**DOCUMENT SEGMENT:**
-- Opening Marker --

Entity persist finds new relationship that existed before - symfony

Hi I have an action which adds people to a group.
In order to increase the usability the form for it removes the people that are already in the group.
My controller action looks like this:
public function addAction(UserGroup $userGroup)
{
$tempGroup = new UserGroup();
foreach ($userGroup->getUsers() as $user) {
$tempGroup->addUser($user);
}
$form = $this->container->get('form.factory')->create(new UserGroupQuickType(), $tempGroup);
$request = $this->container->get('request');
if ('POST' === $request->getMethod()) {
$form->submit($request);
if ($form->isValid()) {
$group = $form->getData();
/** #var $myUserManager UserManager */
$myUserManager = $this->container->get('strego_user.user_manager');
/** #var $em EntityManager */
$em = $this->container->get('em');
foreach ($group->getUsers() as $toInvite) {
$userGroup->addUser($toInvite);
}
$em->persist($userGroup);
$em->flush($userGroup);
}
}
return array(
'form' => $form->createView(),
'userGroup' => $userGroup
);
}
This code throws an exception:
A new entity was found through the relationship 'Strego\UserBundle\Entity\UserGroup#users'
that was not configured to cascade persist operations for entity: Degi.
To solve this issue: Either explicitly call EntityManager#persist() on
this unknown entity or configure cascade persist this
association in the mapping for example #ManyToOne(..,cascade={"persist"}).
The new found relation with was already there before. Meaning the user "Degi" was already in the group and is not a new entity.
I can avoid this error if I'll leave out the persist but then I'll get an exception: Entity has to be managed or scheduled for removal for single computation.
This is caused by the fact that my "usergroup" entity has the whole time a entity status of 3 (= detached)
I have used the same logic (with temp group etc.) for an entity that has 1 to 1 relationship to my usergroup and from there I can easily add people even to the group.
But not with this action, which is logically doing the exact same thing.
UPDATE:
My previous update was leading in the wrong direction. But here in comparison the (almost) same controller that works:
public function addAction(BetRound $betRound)
{
$userGroup = new UserGroup();
foreach ($betRound->getUsers() as $user) {
$userGroup->addUser($user);
}
$form = $this->createForm(new UserGroupQuickType(), $userGroup);
$request = $this->getRequest();
if ('POST' === $request->getMethod()) {
$form->submit($request);
if ($form->isValid()) {
/** #var $betRoundManager BetRoundManager */
$betRoundManager = $this->container->get('strego_tipp.betround_manager');
/** #var $myUserManager UserManager */
$myUserManager = $this->container->get('strego_user.user_manager');
$group = $form->getData();
foreach ($group->getUsers() as $toInvite) {
if (!$betRound->getUserGroup()->hasUser($toInvite)) {
$betRound->getUserGroup()->addUser($toInvite);
}
}
$this->getDoctrine()->getManager()->flush();
return $this->redirect($this->generateUrl('betround_show', array('id' => $betRound->getId())));
}
}
return array(
'form' => $form->createView(),
'betRound' => $betRound
);
}

This is expected behavior since your have relationship to, not really a new entity but unmanaged object.

-- Closing Marker --

Reproduce the Symfony post about the persist error word for word, from "The new found" to "to the group.".

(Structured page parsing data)
-- Opening Marker --

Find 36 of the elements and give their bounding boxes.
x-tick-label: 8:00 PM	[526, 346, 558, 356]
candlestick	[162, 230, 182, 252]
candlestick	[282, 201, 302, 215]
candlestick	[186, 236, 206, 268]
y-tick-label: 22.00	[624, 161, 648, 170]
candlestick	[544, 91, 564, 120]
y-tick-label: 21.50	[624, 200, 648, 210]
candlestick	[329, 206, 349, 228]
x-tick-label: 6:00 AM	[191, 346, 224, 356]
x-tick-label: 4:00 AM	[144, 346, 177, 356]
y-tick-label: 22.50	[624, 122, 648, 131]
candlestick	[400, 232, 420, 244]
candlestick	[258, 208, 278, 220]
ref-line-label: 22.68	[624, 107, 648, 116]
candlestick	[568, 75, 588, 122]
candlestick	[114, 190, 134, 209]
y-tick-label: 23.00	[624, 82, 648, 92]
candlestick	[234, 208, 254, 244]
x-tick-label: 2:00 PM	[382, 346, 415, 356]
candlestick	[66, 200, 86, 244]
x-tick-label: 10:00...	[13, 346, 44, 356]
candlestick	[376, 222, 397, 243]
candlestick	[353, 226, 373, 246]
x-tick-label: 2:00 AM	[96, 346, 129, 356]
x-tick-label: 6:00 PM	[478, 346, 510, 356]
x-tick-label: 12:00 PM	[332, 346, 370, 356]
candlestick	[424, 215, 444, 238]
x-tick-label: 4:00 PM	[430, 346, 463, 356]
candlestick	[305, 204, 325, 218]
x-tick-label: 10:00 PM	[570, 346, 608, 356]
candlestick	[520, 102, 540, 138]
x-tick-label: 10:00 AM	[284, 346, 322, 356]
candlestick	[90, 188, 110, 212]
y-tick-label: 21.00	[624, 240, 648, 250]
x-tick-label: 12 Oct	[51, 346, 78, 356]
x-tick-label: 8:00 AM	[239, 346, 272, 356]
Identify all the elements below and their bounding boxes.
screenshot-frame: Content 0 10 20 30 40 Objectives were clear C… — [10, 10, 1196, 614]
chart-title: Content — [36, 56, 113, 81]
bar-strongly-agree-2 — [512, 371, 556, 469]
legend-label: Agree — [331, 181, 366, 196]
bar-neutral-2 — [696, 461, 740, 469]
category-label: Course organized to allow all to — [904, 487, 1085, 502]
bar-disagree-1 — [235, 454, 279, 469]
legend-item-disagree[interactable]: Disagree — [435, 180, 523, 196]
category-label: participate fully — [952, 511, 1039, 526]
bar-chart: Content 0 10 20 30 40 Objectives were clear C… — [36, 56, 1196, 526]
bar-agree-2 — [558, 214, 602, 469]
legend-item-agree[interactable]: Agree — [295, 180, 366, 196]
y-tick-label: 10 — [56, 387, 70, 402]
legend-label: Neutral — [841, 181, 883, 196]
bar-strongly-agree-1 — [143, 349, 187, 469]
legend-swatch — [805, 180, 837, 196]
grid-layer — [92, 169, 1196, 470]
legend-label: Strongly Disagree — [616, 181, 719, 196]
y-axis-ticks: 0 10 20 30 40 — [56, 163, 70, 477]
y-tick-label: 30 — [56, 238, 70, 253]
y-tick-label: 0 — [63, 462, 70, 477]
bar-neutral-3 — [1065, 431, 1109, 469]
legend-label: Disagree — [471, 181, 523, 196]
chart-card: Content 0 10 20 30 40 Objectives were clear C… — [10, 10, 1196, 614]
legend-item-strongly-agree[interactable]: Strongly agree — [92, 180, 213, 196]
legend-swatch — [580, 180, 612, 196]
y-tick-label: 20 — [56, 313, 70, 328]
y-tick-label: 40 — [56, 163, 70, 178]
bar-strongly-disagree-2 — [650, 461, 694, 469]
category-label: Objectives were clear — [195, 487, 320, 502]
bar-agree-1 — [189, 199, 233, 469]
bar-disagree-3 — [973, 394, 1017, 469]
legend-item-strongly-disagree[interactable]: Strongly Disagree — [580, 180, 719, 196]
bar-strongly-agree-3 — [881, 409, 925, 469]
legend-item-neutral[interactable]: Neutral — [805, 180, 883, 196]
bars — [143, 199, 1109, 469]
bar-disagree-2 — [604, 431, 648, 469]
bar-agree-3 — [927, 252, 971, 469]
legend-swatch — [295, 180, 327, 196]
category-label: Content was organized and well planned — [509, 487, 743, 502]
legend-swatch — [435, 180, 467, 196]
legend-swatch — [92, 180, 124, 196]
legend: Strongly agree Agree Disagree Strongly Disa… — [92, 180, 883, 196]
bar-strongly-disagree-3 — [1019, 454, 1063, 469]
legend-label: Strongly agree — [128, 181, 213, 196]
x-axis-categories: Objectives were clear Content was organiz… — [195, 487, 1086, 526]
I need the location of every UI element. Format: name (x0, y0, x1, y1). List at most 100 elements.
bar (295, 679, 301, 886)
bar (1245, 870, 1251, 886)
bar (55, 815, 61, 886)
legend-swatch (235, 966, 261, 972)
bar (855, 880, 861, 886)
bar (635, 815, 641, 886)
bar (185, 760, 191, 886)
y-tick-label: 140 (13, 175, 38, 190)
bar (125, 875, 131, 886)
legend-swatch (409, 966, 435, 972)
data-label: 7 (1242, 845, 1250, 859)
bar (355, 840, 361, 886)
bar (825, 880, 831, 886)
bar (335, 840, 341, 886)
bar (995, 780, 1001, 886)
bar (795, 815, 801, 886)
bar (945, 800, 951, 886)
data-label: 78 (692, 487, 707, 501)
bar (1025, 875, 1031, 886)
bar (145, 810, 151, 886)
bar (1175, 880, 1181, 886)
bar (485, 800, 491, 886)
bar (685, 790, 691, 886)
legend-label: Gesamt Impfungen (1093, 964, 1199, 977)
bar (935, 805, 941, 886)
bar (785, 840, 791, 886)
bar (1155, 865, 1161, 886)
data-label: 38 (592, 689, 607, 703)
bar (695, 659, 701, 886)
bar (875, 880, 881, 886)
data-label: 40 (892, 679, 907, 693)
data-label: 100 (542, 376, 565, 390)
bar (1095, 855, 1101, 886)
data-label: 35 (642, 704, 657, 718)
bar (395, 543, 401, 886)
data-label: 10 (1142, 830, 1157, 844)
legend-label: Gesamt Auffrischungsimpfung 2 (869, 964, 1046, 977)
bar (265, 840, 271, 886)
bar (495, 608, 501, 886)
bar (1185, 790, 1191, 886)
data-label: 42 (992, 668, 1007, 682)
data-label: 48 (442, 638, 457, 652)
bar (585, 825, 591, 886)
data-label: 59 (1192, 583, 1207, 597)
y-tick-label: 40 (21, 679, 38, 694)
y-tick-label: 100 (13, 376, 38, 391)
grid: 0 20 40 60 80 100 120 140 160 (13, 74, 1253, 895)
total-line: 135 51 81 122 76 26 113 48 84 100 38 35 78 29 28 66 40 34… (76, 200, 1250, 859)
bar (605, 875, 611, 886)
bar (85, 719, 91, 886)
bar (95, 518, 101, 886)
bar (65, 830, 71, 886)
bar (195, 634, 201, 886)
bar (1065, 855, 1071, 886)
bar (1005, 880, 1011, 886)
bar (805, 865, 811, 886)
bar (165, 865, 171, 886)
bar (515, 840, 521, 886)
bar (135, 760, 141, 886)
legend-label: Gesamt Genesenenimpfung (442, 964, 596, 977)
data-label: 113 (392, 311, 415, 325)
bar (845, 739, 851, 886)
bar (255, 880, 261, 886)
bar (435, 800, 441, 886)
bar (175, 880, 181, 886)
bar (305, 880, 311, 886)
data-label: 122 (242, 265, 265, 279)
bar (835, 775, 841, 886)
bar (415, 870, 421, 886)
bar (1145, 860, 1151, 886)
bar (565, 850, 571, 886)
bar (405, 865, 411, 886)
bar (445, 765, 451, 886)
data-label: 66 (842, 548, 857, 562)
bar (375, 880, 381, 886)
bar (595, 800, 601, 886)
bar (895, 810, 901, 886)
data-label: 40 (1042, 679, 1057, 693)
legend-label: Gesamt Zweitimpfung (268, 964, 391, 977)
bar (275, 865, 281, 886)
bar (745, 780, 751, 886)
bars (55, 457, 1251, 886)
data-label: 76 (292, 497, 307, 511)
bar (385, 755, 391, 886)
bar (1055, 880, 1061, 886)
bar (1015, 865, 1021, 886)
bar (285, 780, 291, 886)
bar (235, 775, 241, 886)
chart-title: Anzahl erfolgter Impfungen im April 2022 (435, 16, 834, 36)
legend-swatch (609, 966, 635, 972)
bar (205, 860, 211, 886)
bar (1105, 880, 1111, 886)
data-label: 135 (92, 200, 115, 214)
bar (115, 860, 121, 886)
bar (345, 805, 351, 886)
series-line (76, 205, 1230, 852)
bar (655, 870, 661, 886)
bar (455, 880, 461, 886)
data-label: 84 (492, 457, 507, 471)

-- Closing Marker --

**EXPECTED ANSWER:**
The new found relation with was already there before. Meaning the user "Degi" was already in the group and is not a new entity.
I can avoid this error if I'll leave out the persist but then I'll get an exception: Entity has to be managed or scheduled for removal for single computation.
This is caused by the fact that my "usergroup" entity has the whole time a entity status of 3 (= detached)
I have used the same logic (with temp group etc.) for an entity that has 1 to 1 relationship to my usergroup and from there I can easily add people even to the group.